STATED TASK >> Copy out, from the entries below, each line holding the string "text".
----
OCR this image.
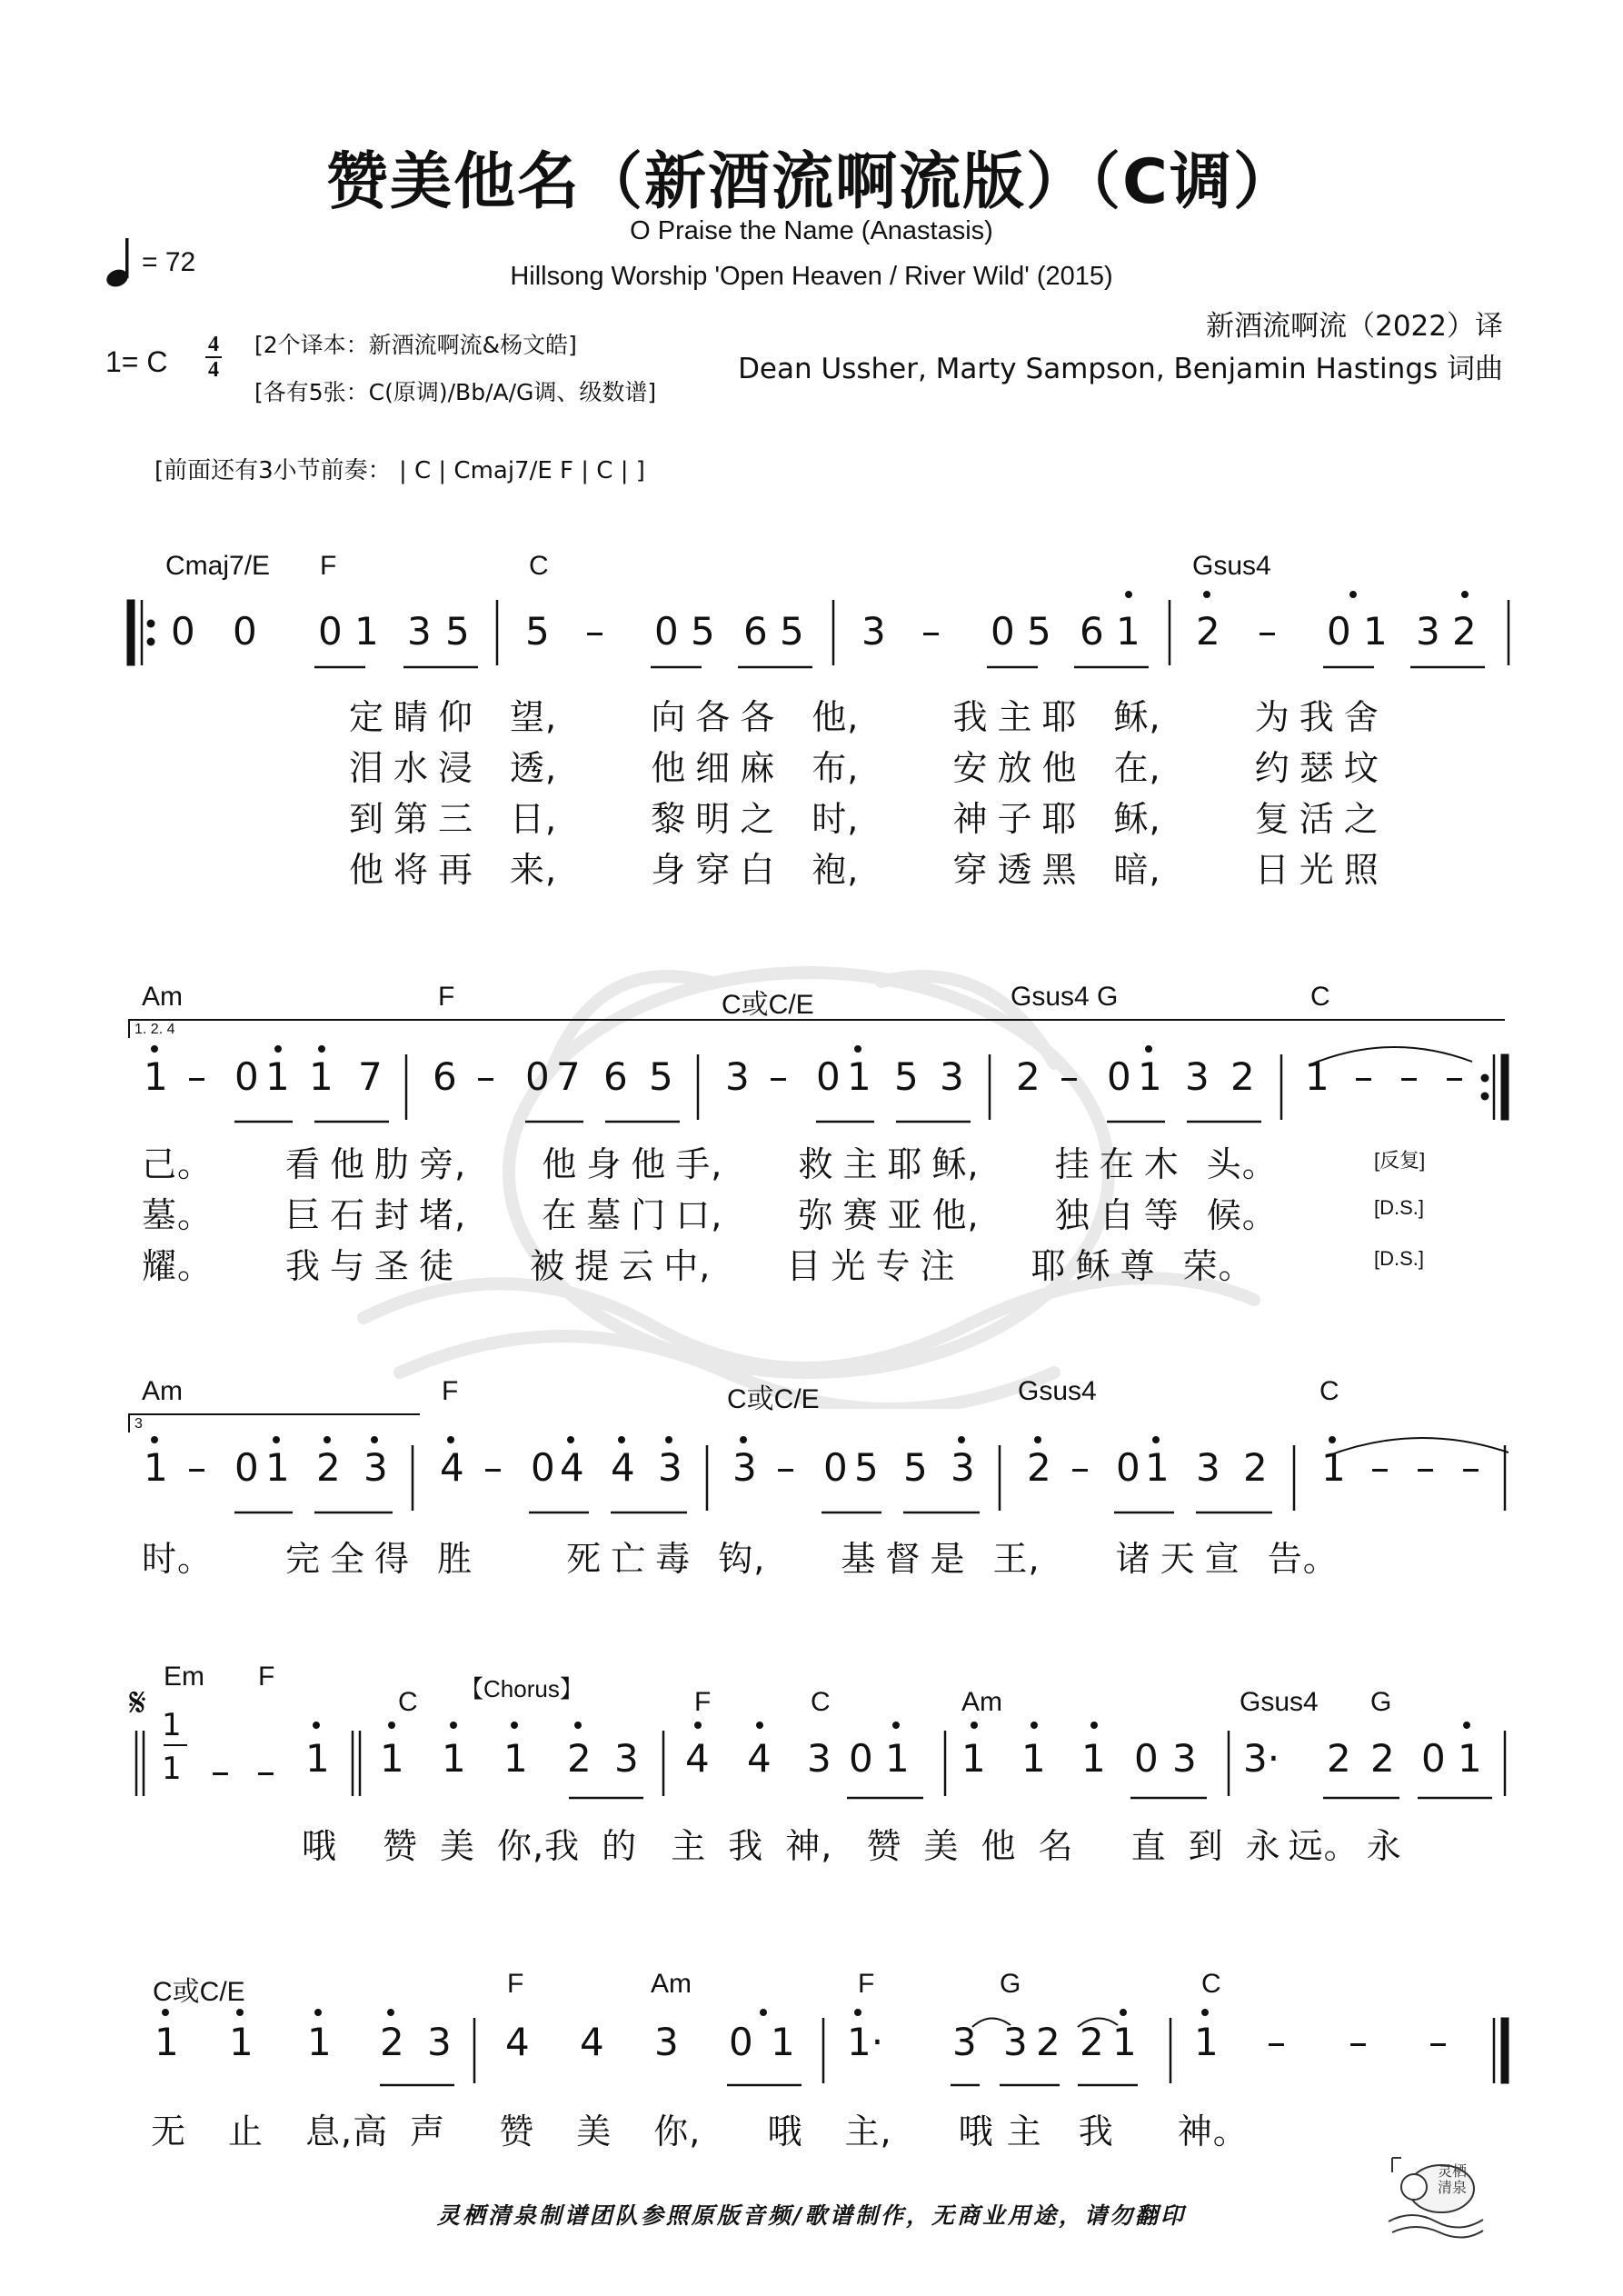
赞美他名（新酒流啊流版）（C调）
O Praise the Name (Anastasis)
Hillsong Worship 'Open Heaven / River Wild' (2015)
新酒流啊流（2022）译
Dean Ussher, Marty Sampson, Benjamin Hastings 词曲
= 72
1= C
4
4
[2个译本：新酒流啊流&杨文皓]
[各有5张：C(原调)/Bb/A/G调、级数谱]
[前面还有3小节前奏： | C | Cmaj7/E F | C | ]
Cmaj7/E F	C	Gsus4
0 0 0 1 3 5 5 – 0 5 6 5 3 – 0 5 6 1 2 – 0 1 3 2
定 睛 仰 望,	向 各 各 他,	我 主 耶 稣,	为 我 舍
泪 水 浸 透,	他 细 麻 布,	安 放 他 在,	约 瑟 坟
到 第 三 日,	黎 明 之 时,	神 子 耶 稣,	复 活 之
他 将 再 来,	身 穿 白 袍,	穿 透 黑 暗,	日 光 照
Am	F	C或C/E	Gsus4 G	C
1. 2. 4
1 – 0 1 1 7 6 – 0 7 6 5 3 – 0 1 5 3 2 – 0 1 3 2 1 – – –
己。 看 他 肋 旁, 他 身 他 手, 救 主 耶 稣, 挂 在 木 头。
墓。 巨 石 封 堵, 在 墓 门 口, 弥 赛 亚 他, 独 自 等 候。
耀。 我 与 圣 徒 被 提 云 中, 目 光 专 注 耶 稣 尊 荣。
[反复]
[D.S.]
[D.S.]
Am	F	C或C/E	Gsus4	C
3
1 – 0 1 2 3 4 – 0 4 4 3 3 – 0 5 5 3 2 – 0 1 3 2 1 – – –
时。 完 全 得 胜	死 亡 毒 钩, 基 督 是 王, 诸 天 宣 告。
Em F
C 【Chorus】	F	C	Am	Gsus4 G
𝄋 1
1 – – 1 1 1 1 2 3 4 4 3 0 1 1 1 1 0 3 3· 2 2 0 1
哦 赞 美 你,我 的 主 我 神, 赞 美 他 名 直 到 永 远。 永
C或C/E	F	Am	F	G	C
1 1 1 2 3 4 4 3 0 1 1· 3 3 2 2 1 1 – – –
无 止 息,高 声 赞 美 你, 哦 主, 哦 主 我 神。
灵栖清泉制谱团队参照原版音频/歌谱制作，无商业用途，请勿翻印
灵栖清泉
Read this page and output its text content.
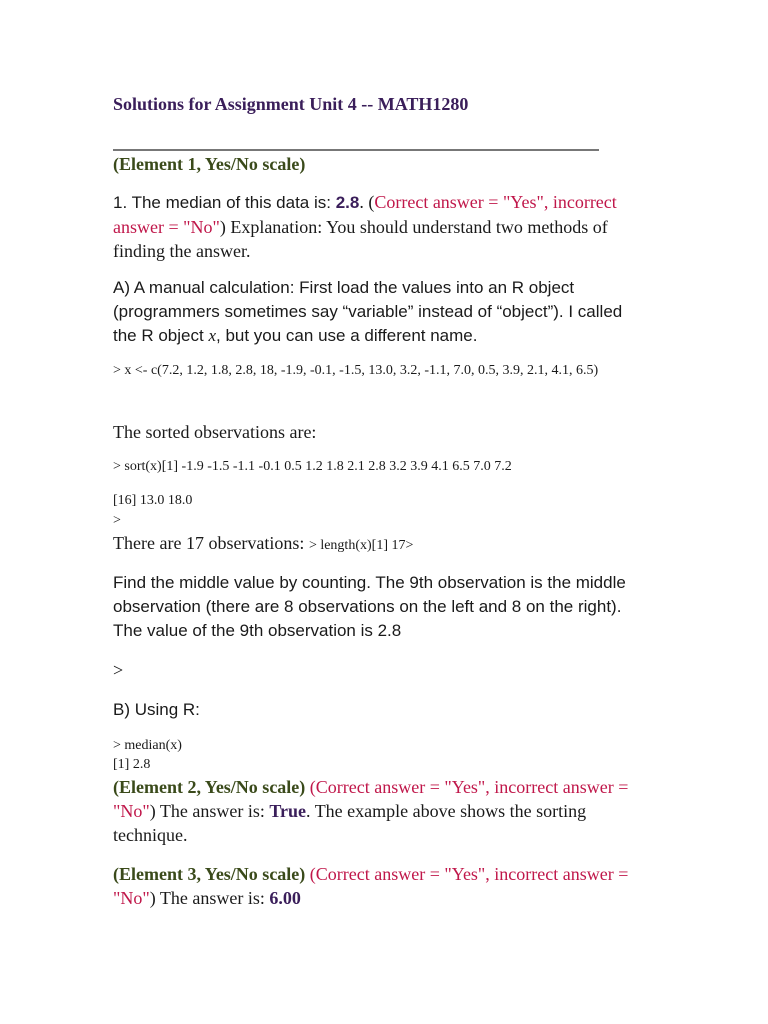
Solutions for Assignment Unit 4 -- MATH1280
(Element 1, Yes/No scale)
1. The median of this data is: 2.8. (Correct answer = "Yes", incorrect answer = "No") Explanation: You should understand two methods of finding the answer.
A) A manual calculation: First load the values into an R object (programmers sometimes say “variable” instead of “object”). I called the R object x, but you can use a different name.
> x <- c(7.2, 1.2, 1.8, 2.8, 18, -1.9, -0.1, -1.5, 13.0, 3.2, -1.1, 7.0, 0.5, 3.9, 2.1, 4.1, 6.5)
The sorted observations are:
> sort(x)[1] -1.9 -1.5 -1.1 -0.1 0.5 1.2 1.8 2.1 2.8 3.2 3.9 4.1 6.5 7.0 7.2
[16] 13.0 18.0
>
There are 17 observations: > length(x)[1] 17>
Find the middle value by counting. The 9th observation is the middle observation (there are 8 observations on the left and 8 on the right). The value of the 9th observation is 2.8
>
B) Using R:
> median(x)
[1] 2.8
(Element 2, Yes/No scale) (Correct answer = "Yes", incorrect answer = "No") The answer is: True. The example above shows the sorting technique.
(Element 3, Yes/No scale) (Correct answer = "Yes", incorrect answer = "No") The answer is: 6.00
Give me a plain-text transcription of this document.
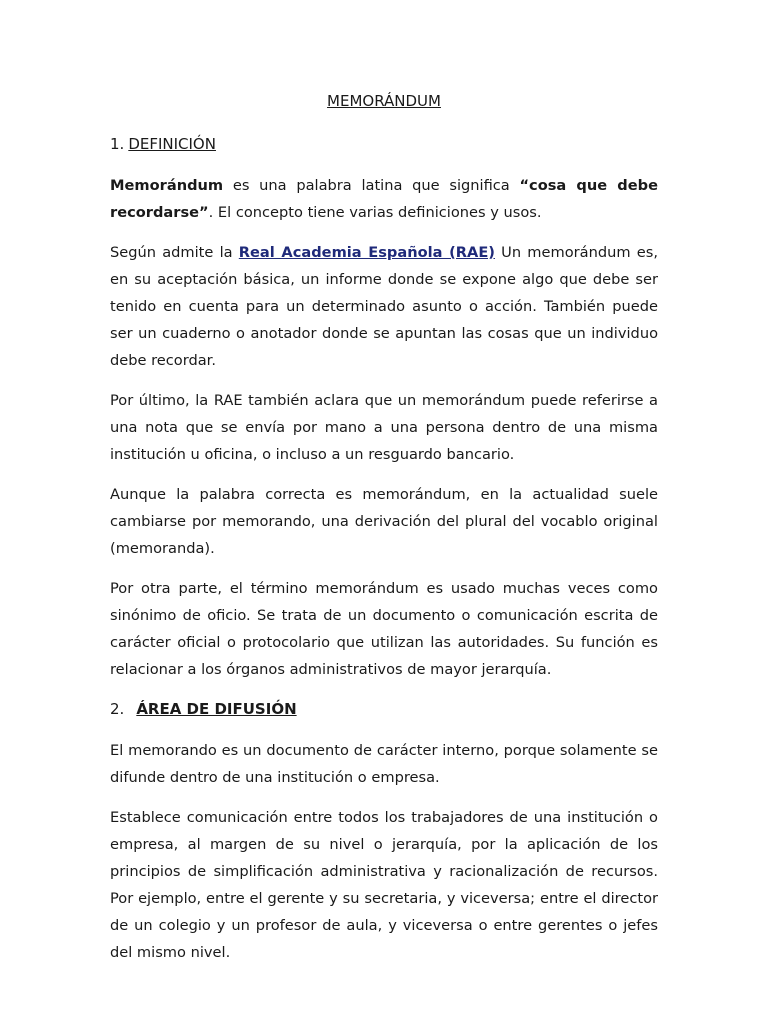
MEMORÁNDUM
1. DEFINICIÓN

Memorándum es una palabra latina que significa “cosa que debe recordarse”. El concepto tiene varias definiciones y usos.

Según admite la Real Academia Española (RAE) Un memorándum es, en su aceptación básica, un informe donde se expone algo que debe ser tenido en cuenta para un determinado asunto o acción. También puede ser un cuaderno o anotador donde se apuntan las cosas que un individuo debe recordar.

Por último, la RAE también aclara que un memorándum puede referirse a una nota que se envía por mano a una persona dentro de una misma institución u oficina, o incluso a un resguardo bancario.

Aunque la palabra correcta es memorándum, en la actualidad suele cambiarse por memorando, una derivación del plural del vocablo original (memoranda).

Por otra parte, el término memorándum es usado muchas veces como sinónimo de oficio. Se trata de un documento o comunicación escrita de carácter oficial o protocolario que utilizan las autoridades. Su función es relacionar a los órganos administrativos de mayor jerarquía.

2. ÁREA DE DIFUSIÓN

El memorando es un documento de carácter interno, porque solamente se difunde dentro de una institución o empresa.

Establece comunicación entre todos los trabajadores de una institución o empresa, al margen de su nivel o jerarquía, por la aplicación de los principios de simplificación administrativa y racionalización de recursos. Por ejemplo, entre el gerente y su secretaria, y viceversa; entre el director de un colegio y un profesor de aula, y viceversa o entre gerentes o jefes del mismo nivel.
----
SOLUTION TO THIS PROBLEM >>
Read this page and output its text content.
Give me a plain-text transcription of this document.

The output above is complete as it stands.